- _PROMPT_: Look for the string "一次性生活补贴" in the lines and copy each line that has it.

──────────────────────────────

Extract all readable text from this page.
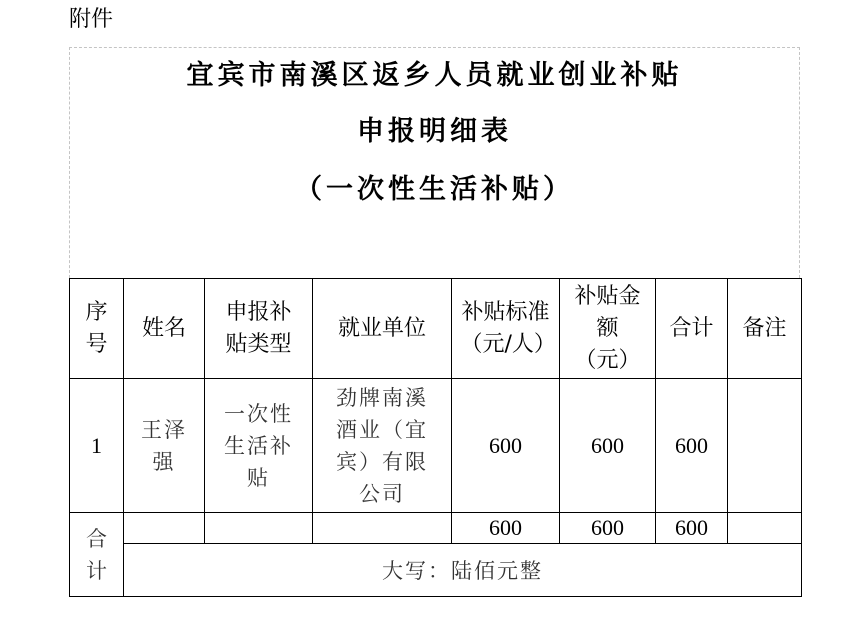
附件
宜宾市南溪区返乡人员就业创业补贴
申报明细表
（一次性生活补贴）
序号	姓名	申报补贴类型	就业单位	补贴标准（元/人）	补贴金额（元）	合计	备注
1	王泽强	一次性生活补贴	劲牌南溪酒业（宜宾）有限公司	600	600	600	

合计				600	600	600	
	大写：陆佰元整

──────────────────────────────

- _EXPECTED ANSWER_:
（一次性生活补贴）
1	王泽强	一次性生活补贴	劲牌南溪酒业（宜宾）有限公司	600	600	600	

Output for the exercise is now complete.